#### Task to carry out
Return every entry exactly.

-- START Records --

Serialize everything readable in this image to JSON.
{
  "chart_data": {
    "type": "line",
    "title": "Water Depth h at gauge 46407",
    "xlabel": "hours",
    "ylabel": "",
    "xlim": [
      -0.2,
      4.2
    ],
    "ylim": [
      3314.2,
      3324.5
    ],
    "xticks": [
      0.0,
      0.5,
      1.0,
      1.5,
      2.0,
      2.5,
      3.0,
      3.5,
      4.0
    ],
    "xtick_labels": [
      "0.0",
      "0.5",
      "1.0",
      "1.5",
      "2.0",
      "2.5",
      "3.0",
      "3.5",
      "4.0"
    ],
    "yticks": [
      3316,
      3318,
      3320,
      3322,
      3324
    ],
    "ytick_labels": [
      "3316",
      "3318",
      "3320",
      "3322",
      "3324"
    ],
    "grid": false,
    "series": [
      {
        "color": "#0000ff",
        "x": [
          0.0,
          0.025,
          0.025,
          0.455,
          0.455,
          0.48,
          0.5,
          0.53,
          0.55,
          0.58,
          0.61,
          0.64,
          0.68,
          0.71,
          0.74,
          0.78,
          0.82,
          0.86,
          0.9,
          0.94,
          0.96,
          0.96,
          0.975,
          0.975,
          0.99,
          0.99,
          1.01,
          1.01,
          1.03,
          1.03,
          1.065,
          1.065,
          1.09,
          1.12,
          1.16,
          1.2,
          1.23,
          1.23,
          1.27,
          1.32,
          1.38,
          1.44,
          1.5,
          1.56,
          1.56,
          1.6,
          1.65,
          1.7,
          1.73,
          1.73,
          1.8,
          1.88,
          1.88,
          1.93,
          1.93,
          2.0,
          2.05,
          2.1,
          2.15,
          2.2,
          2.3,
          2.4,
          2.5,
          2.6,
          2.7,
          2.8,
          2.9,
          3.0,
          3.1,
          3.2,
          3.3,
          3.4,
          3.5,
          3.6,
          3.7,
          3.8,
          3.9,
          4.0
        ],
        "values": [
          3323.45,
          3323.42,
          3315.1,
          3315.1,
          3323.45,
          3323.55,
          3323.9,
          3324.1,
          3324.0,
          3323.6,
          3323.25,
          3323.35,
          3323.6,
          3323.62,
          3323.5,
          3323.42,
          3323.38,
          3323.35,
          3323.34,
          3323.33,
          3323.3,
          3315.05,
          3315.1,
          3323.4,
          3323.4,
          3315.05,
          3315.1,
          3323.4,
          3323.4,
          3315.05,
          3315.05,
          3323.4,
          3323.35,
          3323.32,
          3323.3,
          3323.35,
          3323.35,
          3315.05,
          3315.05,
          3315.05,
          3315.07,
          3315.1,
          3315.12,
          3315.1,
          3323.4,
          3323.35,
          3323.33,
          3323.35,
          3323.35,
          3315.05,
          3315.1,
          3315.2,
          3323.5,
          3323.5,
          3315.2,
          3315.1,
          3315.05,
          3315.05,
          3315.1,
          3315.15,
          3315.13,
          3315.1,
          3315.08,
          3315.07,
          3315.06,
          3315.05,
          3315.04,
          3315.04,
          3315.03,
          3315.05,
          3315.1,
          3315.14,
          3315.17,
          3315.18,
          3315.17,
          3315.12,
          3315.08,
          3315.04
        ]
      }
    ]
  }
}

-- END Records --

#### Task answer
Serialize everything readable in this image to JSON.
{
  "chart_data": {
    "type": "line",
    "title": "Water Depth h at gauge 46407",
    "xlabel": "hours",
    "ylabel": "",
    "xlim": [
      -0.2,
      4.2
    ],
    "ylim": [
      3314.2,
      3324.5
    ],
    "xticks": [
      0.0,
      0.5,
      1.0,
      1.5,
      2.0,
      2.5,
      3.0,
      3.5,
      4.0
    ],
    "xtick_labels": [
      "0.0",
      "0.5",
      "1.0",
      "1.5",
      "2.0",
      "2.5",
      "3.0",
      "3.5",
      "4.0"
    ],
    "yticks": [
      3316,
      3318,
      3320,
      3322,
      3324
    ],
    "ytick_labels": [
      "3316",
      "3318",
      "3320",
      "3322",
      "3324"
    ],
    "grid": false,
    "series": [
      {
        "color": "#0000ff",
        "x": [
          0.0,
          0.025,
          0.025,
          0.455,
          0.455,
          0.48,
          0.5,
          0.53,
          0.55,
          0.58,
          0.61,
          0.64,
          0.68,
          0.71,
          0.74,
          0.78,
          0.82,
          0.86,
          0.9,
          0.94,
          0.96,
          0.96,
          0.975,
          0.975,
          0.99,
          0.99,
          1.01,
          1.01,
          1.03,
          1.03,
          1.065,
          1.065,
          1.09,
          1.12,
          1.16,
          1.2,
          1.23,
          1.23,
          1.27,
          1.32,
          1.38,
          1.44,
          1.5,
          1.56,
          1.56,
          1.6,
          1.65,
          1.7,
          1.73,
          1.73,
          1.8,
          1.88,
          1.88,
          1.93,
          1.93,
          2.0,
          2.05,
          2.1,
          2.15,
          2.2,
          2.3,
          2.4,
          2.5,
          2.6,
          2.7,
          2.8,
          2.9,
          3.0,
          3.1,
          3.2,
          3.3,
          3.4,
          3.5,
          3.6,
          3.7,
          3.8,
          3.9,
          4.0
        ],
        "values": [
          3323.45,
          3323.42,
          3315.1,
          3315.1,
          3323.45,
          3323.55,
          3323.9,
          3324.1,
          3324.0,
          3323.6,
          3323.25,
          3323.35,
          3323.6,
          3323.62,
          3323.5,
          3323.42,
          3323.38,
          3323.35,
          3323.34,
          3323.33,
          3323.3,
          3315.05,
          3315.1,
          3323.4,
          3323.4,
          3315.05,
          3315.1,
          3323.4,
          3323.4,
          3315.05,
          3315.05,
          3323.4,
          3323.35,
          3323.32,
          3323.3,
          3323.35,
          3323.35,
          3315.05,
          3315.05,
          3315.05,
          3315.07,
          3315.1,
          3315.12,
          3315.1,
          3323.4,
          3323.35,
          3323.33,
          3323.35,
          3323.35,
          3315.05,
          3315.1,
          3315.2,
          3323.5,
          3323.5,
          3315.2,
          3315.1,
          3315.05,
          3315.05,
          3315.1,
          3315.15,
          3315.13,
          3315.1,
          3315.08,
          3315.07,
          3315.06,
          3315.05,
          3315.04,
          3315.04,
          3315.03,
          3315.05,
          3315.1,
          3315.14,
          3315.17,
          3315.18,
          3315.17,
          3315.12,
          3315.08,
          3315.04
        ]
      }
    ]
  }
}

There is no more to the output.